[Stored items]
** BEGIN **

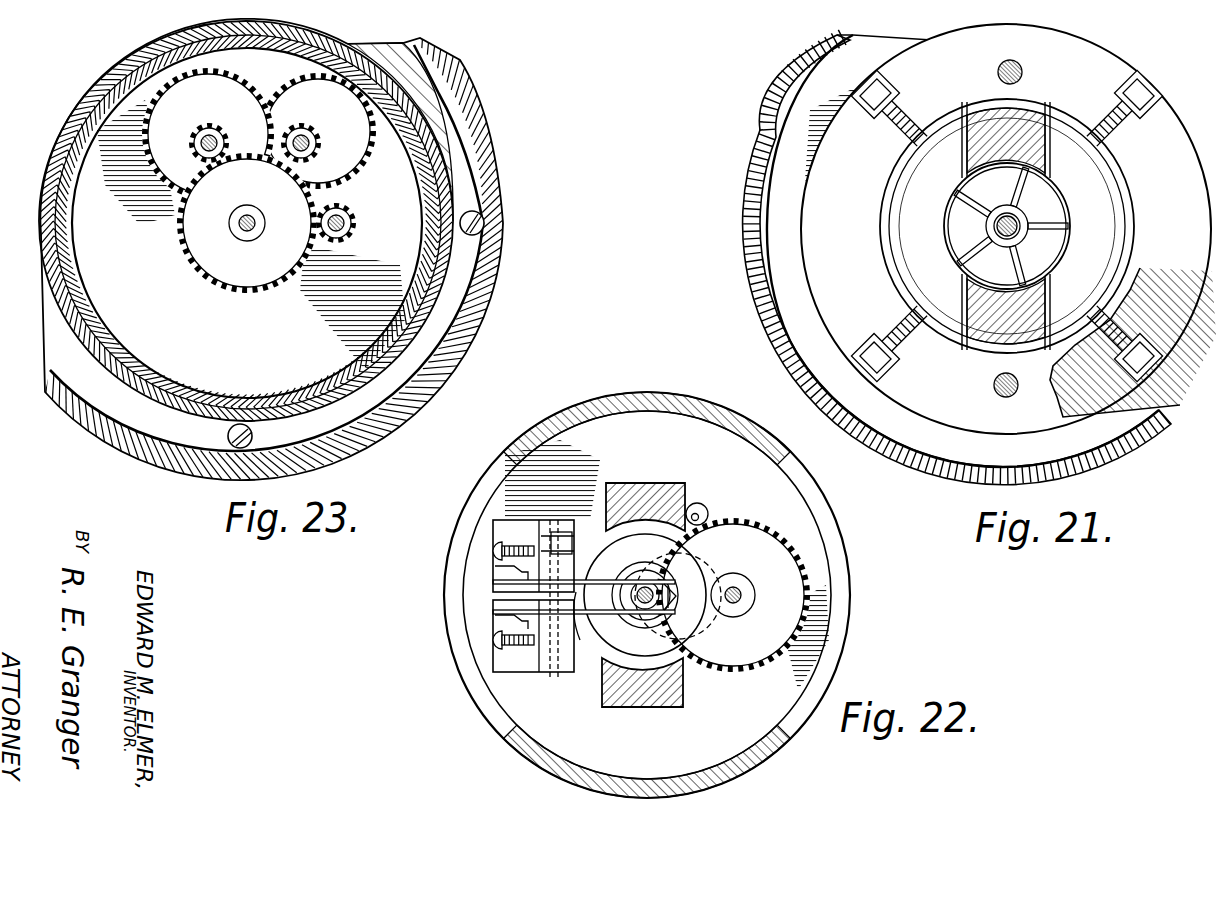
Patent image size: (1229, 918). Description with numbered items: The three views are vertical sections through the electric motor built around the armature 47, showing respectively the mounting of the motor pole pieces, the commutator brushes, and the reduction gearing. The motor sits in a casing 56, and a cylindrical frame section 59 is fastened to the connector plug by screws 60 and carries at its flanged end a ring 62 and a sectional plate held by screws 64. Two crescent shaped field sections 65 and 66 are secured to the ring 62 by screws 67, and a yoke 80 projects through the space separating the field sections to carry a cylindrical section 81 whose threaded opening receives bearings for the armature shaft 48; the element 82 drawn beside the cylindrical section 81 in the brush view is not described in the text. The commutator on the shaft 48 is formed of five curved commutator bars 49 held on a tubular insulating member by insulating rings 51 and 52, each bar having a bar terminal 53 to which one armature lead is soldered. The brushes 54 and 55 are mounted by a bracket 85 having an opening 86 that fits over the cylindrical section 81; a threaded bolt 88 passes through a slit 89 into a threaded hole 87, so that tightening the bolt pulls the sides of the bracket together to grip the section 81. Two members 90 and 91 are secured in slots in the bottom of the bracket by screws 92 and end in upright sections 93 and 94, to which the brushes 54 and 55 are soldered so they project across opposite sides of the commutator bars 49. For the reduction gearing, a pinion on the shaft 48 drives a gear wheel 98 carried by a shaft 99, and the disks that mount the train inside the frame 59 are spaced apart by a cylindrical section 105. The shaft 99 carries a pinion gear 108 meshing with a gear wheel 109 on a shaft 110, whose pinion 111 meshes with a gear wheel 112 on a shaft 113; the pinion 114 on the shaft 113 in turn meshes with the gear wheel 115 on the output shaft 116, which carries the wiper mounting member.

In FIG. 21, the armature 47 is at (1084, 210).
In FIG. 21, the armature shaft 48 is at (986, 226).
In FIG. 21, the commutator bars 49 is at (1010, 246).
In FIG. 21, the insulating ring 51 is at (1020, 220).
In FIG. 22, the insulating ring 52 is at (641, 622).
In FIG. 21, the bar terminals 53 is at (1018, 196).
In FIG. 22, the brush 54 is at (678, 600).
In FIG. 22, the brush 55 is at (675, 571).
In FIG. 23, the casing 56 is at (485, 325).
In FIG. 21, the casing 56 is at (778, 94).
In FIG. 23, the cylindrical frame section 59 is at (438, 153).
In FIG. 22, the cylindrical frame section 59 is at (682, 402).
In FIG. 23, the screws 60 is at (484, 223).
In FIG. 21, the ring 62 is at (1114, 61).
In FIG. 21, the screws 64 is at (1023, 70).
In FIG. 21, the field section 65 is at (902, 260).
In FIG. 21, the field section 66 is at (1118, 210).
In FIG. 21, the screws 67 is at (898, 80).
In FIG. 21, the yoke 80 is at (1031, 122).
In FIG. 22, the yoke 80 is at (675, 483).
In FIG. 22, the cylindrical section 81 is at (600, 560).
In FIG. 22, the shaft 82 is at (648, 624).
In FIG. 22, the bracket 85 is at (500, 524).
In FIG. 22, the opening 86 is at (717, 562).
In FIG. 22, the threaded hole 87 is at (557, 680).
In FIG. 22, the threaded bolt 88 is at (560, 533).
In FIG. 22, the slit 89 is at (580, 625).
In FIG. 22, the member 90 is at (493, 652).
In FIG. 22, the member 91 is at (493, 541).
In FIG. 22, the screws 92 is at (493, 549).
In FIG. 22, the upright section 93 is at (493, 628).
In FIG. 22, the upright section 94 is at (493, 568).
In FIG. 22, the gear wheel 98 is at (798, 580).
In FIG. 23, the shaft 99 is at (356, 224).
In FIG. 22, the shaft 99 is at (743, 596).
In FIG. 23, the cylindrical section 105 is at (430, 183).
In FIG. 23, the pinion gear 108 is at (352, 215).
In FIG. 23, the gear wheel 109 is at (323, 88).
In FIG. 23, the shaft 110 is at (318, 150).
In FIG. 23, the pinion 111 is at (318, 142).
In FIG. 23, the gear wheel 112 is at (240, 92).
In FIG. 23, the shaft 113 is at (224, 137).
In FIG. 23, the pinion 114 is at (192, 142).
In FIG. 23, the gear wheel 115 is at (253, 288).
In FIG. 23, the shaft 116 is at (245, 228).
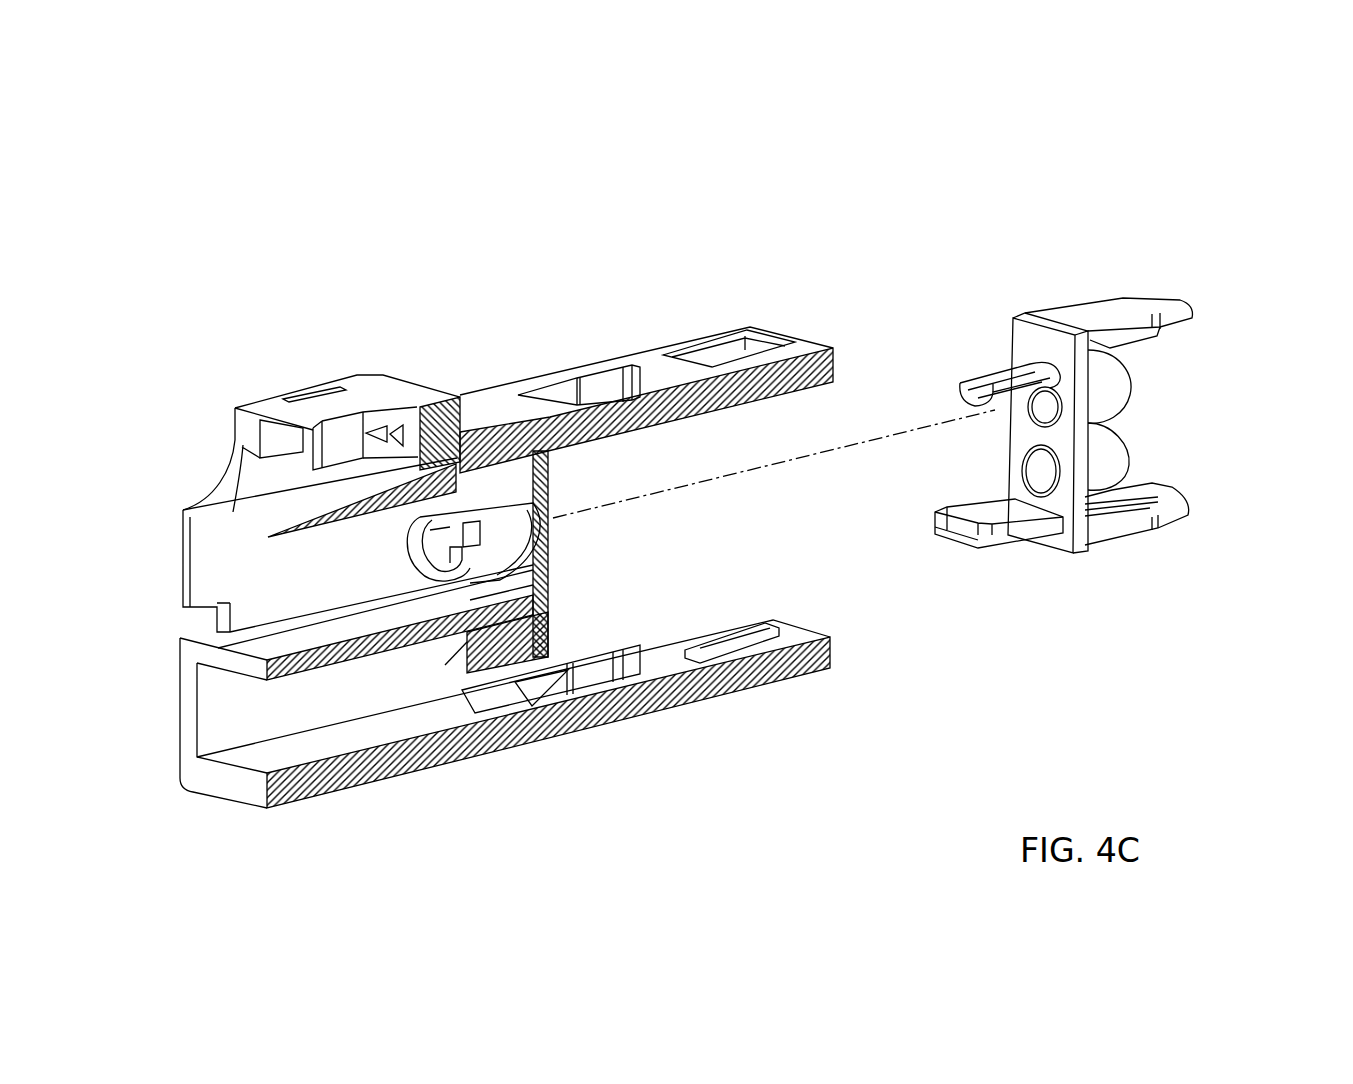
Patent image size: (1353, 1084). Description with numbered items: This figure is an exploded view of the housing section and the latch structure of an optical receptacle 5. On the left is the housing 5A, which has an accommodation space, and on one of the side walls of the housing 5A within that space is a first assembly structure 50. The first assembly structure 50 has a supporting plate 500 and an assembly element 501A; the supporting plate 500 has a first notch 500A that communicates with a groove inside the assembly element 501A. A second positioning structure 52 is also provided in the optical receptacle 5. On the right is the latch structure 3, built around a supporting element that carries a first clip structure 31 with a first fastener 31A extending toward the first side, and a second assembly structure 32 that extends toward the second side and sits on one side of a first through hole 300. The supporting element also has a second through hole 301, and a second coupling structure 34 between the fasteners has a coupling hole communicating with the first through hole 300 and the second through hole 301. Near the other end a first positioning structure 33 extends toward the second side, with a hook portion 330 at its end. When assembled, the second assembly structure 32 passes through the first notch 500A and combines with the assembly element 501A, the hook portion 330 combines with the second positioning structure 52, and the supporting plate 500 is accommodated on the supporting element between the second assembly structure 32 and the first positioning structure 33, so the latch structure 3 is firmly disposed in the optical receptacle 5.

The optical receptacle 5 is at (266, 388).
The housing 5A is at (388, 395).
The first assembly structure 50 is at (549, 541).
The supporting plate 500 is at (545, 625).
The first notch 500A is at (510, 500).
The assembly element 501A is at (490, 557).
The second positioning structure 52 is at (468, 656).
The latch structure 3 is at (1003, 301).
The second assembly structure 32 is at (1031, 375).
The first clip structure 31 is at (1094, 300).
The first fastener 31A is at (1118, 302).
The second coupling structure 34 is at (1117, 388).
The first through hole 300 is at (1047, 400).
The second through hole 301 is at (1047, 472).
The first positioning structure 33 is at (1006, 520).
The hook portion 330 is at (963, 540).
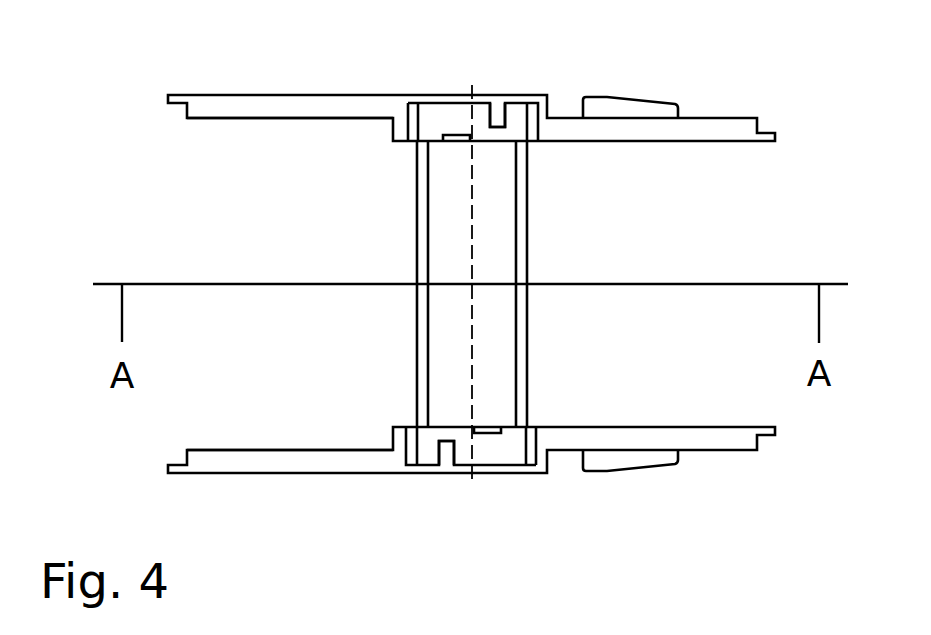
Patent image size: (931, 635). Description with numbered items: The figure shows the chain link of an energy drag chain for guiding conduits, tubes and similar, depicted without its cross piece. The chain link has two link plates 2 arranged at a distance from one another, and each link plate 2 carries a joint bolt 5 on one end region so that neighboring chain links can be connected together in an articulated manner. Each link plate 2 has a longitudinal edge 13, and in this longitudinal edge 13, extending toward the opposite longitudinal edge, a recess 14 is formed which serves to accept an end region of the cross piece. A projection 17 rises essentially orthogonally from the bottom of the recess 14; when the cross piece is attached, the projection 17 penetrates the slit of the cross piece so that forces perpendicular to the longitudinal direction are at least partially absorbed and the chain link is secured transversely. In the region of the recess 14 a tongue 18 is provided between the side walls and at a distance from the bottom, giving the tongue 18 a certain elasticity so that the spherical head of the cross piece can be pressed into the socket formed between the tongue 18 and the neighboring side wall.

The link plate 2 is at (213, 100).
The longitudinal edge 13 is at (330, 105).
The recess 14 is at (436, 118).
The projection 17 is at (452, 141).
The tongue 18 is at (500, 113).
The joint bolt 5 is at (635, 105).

** END **

What the task asks:
Copy out the item lines from the one containing "Patent image size: (1353, 1084)." through the one containing "The first fastener 31A is at (1118, 302).", inclusive, reproducing each line character for character.

Result of this task:
Patent image size: (1353, 1084). Description with numbered items: This figure is an exploded view of the housing section and the latch structure of an optical receptacle 5. On the left is the housing 5A, which has an accommodation space, and on one of the side walls of the housing 5A within that space is a first assembly structure 50. The first assembly structure 50 has a supporting plate 500 and an assembly element 501A; the supporting plate 500 has a first notch 500A that communicates with a groove inside the assembly element 501A. A second positioning structure 52 is also provided in the optical receptacle 5. On the right is the latch structure 3, built around a supporting element that carries a first clip structure 31 with a first fastener 31A extending toward the first side, and a second assembly structure 32 that extends toward the second side and sits on one side of a first through hole 300. The supporting element also has a second through hole 301, and a second coupling structure 34 between the fasteners has a coupling hole communicating with the first through hole 300 and the second through hole 301. Near the other end a first positioning structure 33 extends toward the second side, with a hook portion 330 at its end. When assembled, the second assembly structure 32 passes through the first notch 500A and combines with the assembly element 501A, the hook portion 330 combines with the second positioning structure 52, and the supporting plate 500 is accommodated on the supporting element between the second assembly structure 32 and the first positioning structure 33, so the latch structure 3 is firmly disposed in the optical receptacle 5.

The optical receptacle 5 is at (266, 388).
The housing 5A is at (388, 395).
The first assembly structure 50 is at (549, 541).
The supporting plate 500 is at (545, 625).
The first notch 500A is at (510, 500).
The assembly element 501A is at (490, 557).
The second positioning structure 52 is at (468, 656).
The latch structure 3 is at (1003, 301).
The second assembly structure 32 is at (1031, 375).
The first clip structure 31 is at (1094, 300).
The first fastener 31A is at (1118, 302).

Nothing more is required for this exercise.